# THE REQUEST:
Reproduce the material exactly, omitting nothing.

────────────────

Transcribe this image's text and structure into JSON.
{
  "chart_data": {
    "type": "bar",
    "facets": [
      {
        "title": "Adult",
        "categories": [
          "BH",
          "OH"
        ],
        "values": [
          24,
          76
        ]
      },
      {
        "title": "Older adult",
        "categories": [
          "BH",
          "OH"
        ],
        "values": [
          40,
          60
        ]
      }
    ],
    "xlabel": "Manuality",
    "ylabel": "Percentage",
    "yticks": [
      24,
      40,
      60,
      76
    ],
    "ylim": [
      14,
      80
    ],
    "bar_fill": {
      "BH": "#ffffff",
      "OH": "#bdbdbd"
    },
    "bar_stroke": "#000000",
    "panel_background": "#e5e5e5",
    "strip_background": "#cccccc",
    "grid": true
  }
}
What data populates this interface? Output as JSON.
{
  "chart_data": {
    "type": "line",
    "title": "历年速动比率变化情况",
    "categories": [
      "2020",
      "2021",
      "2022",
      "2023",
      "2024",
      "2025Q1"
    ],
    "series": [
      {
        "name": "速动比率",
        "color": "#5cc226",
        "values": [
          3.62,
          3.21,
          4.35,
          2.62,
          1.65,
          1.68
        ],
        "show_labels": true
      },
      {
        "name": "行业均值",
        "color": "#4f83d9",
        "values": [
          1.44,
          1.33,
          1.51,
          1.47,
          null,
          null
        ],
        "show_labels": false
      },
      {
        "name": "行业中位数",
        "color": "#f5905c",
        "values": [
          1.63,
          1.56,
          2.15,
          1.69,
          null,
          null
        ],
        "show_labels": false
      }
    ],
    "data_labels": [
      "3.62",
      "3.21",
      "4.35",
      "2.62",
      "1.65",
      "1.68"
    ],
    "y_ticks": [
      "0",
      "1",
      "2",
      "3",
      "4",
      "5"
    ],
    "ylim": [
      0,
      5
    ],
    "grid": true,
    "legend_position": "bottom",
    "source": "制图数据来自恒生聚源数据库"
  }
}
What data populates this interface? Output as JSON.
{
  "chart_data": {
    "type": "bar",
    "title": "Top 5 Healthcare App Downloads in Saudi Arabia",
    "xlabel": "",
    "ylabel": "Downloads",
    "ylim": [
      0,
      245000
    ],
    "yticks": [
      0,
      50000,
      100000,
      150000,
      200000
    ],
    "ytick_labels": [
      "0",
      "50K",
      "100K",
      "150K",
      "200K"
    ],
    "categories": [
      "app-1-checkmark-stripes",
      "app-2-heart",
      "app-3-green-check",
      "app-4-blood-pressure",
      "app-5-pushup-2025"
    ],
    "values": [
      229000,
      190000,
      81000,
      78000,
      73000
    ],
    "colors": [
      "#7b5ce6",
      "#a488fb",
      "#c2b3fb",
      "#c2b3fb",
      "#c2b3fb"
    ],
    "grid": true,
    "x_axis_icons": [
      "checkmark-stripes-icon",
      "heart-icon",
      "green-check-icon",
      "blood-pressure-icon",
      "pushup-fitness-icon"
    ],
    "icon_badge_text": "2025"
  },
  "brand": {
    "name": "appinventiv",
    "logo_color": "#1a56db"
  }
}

────────────────

# WRITTEN SOLUTION:
Transcribe this image's text and structure into JSON.
{
  "chart_data": {
    "type": "bar",
    "facets": [
      {
        "title": "Adult",
        "categories": [
          "BH",
          "OH"
        ],
        "values": [
          24,
          76
        ]
      },
      {
        "title": "Older adult",
        "categories": [
          "BH",
          "OH"
        ],
        "values": [
          40,
          60
        ]
      }
    ],
    "xlabel": "Manuality",
    "ylabel": "Percentage",
    "yticks": [
      24,
      40,
      60,
      76
    ],
    "ylim": [
      14,
      80
    ],
    "bar_fill": {
      "BH": "#ffffff",
      "OH": "#bdbdbd"
    },
    "bar_stroke": "#000000",
    "panel_background": "#e5e5e5",
    "strip_background": "#cccccc",
    "grid": true
  }
}
What data populates this interface? Output as JSON.
{
  "chart_data": {
    "type": "line",
    "title": "历年速动比率变化情况",
    "categories": [
      "2020",
      "2021",
      "2022",
      "2023",
      "2024",
      "2025Q1"
    ],
    "series": [
      {
        "name": "速动比率",
        "color": "#5cc226",
        "values": [
          3.62,
          3.21,
          4.35,
          2.62,
          1.65,
          1.68
        ],
        "show_labels": true
      },
      {
        "name": "行业均值",
        "color": "#4f83d9",
        "values": [
          1.44,
          1.33,
          1.51,
          1.47,
          null,
          null
        ],
        "show_labels": false
      },
      {
        "name": "行业中位数",
        "color": "#f5905c",
        "values": [
          1.63,
          1.56,
          2.15,
          1.69,
          null,
          null
        ],
        "show_labels": false
      }
    ],
    "data_labels": [
      "3.62",
      "3.21",
      "4.35",
      "2.62",
      "1.65",
      "1.68"
    ],
    "y_ticks": [
      "0",
      "1",
      "2",
      "3",
      "4",
      "5"
    ],
    "ylim": [
      0,
      5
    ],
    "grid": true,
    "legend_position": "bottom",
    "source": "制图数据来自恒生聚源数据库"
  }
}
What data populates this interface? Output as JSON.
{
  "chart_data": {
    "type": "bar",
    "title": "Top 5 Healthcare App Downloads in Saudi Arabia",
    "xlabel": "",
    "ylabel": "Downloads",
    "ylim": [
      0,
      245000
    ],
    "yticks": [
      0,
      50000,
      100000,
      150000,
      200000
    ],
    "ytick_labels": [
      "0",
      "50K",
      "100K",
      "150K",
      "200K"
    ],
    "categories": [
      "app-1-checkmark-stripes",
      "app-2-heart",
      "app-3-green-check",
      "app-4-blood-pressure",
      "app-5-pushup-2025"
    ],
    "values": [
      229000,
      190000,
      81000,
      78000,
      73000
    ],
    "colors": [
      "#7b5ce6",
      "#a488fb",
      "#c2b3fb",
      "#c2b3fb",
      "#c2b3fb"
    ],
    "grid": true,
    "x_axis_icons": [
      "checkmark-stripes-icon",
      "heart-icon",
      "green-check-icon",
      "blood-pressure-icon",
      "pushup-fitness-icon"
    ],
    "icon_badge_text": "2025"
  },
  "brand": {
    "name": "appinventiv",
    "logo_color": "#1a56db"
  }
}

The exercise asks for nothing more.